What the exercise asks - Filter the data below for the string "JSON" and copy each matching line.

Supplied records -
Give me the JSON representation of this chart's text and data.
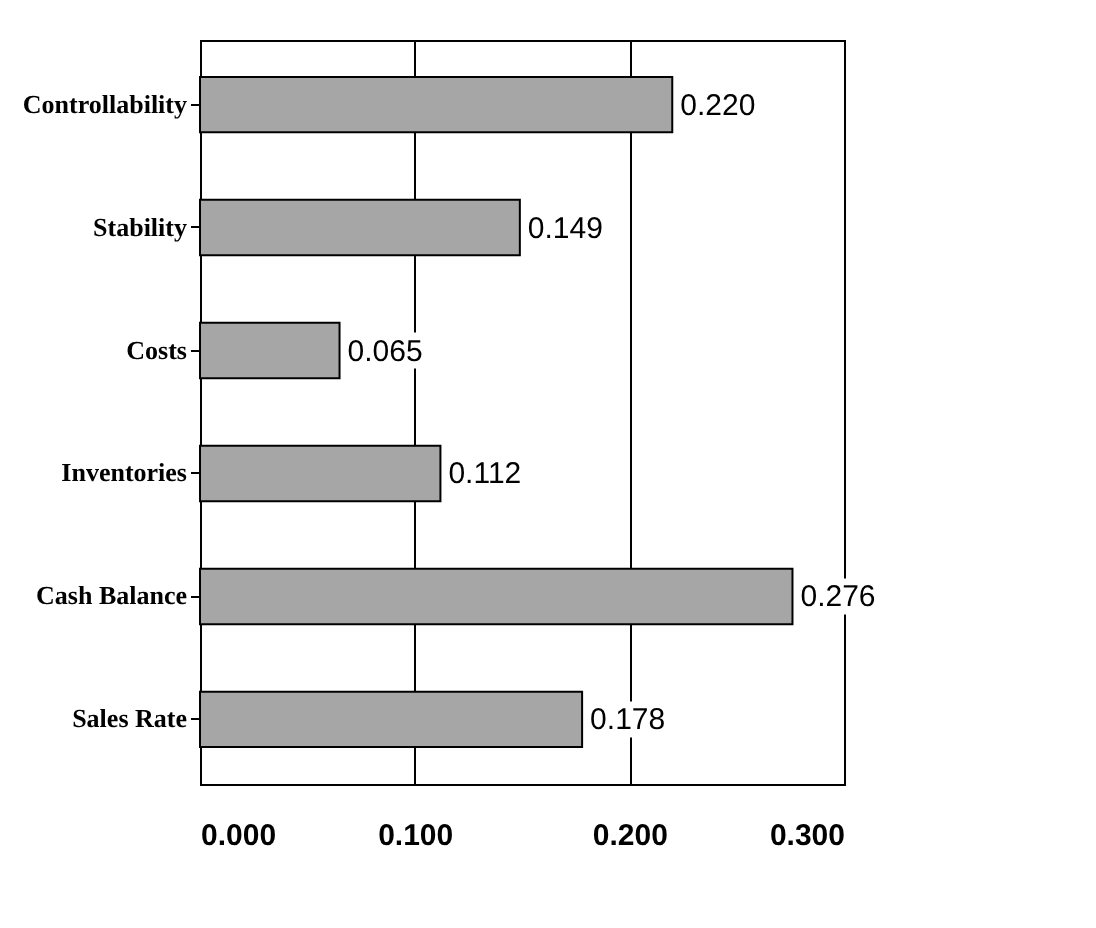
{
  "chart_data": {
    "type": "bar",
    "orientation": "horizontal",
    "categories": [
      "Controllability",
      "Stability",
      "Costs",
      "Inventories",
      "Cash Balance",
      "Sales Rate"
    ],
    "values": [
      0.22,
      0.149,
      0.065,
      0.112,
      0.276,
      0.178
    ],
    "value_labels": [
      "0.220",
      "0.149",
      "0.065",
      "0.112",
      "0.276",
      "0.178"
    ],
    "color": "#a6a6a6",
    "xlim": [
      0,
      0.3
    ],
    "xticks": [
      {
        "value": 0,
        "label": "0.000"
      },
      {
        "value": 0.1,
        "label": "0.100"
      },
      {
        "value": 0.2,
        "label": "0.200"
      },
      {
        "value": 0.3,
        "label": "0.300"
      }
    ],
    "grid": "x"
  }
}
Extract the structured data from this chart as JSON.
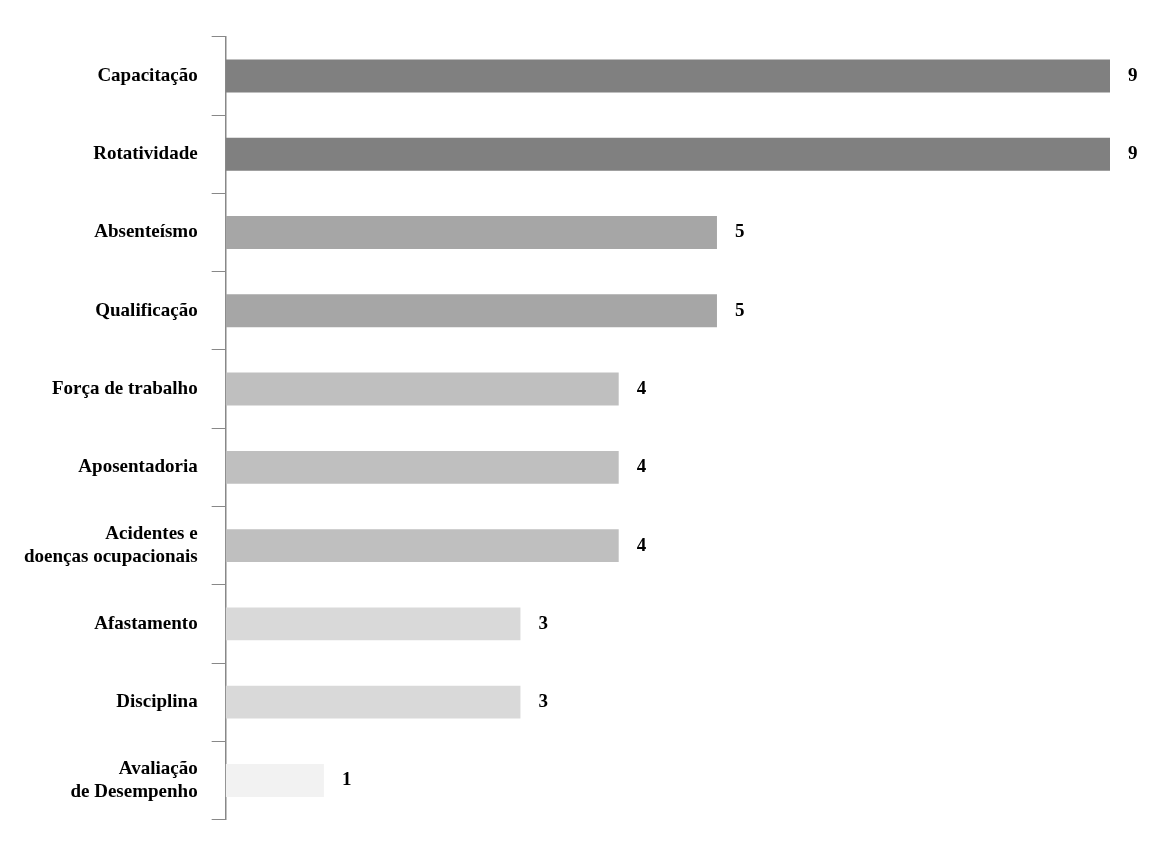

Answer for this exercise -
Give me the JSON representation of this chart's text and data.
Extract the structured data from this chart as JSON.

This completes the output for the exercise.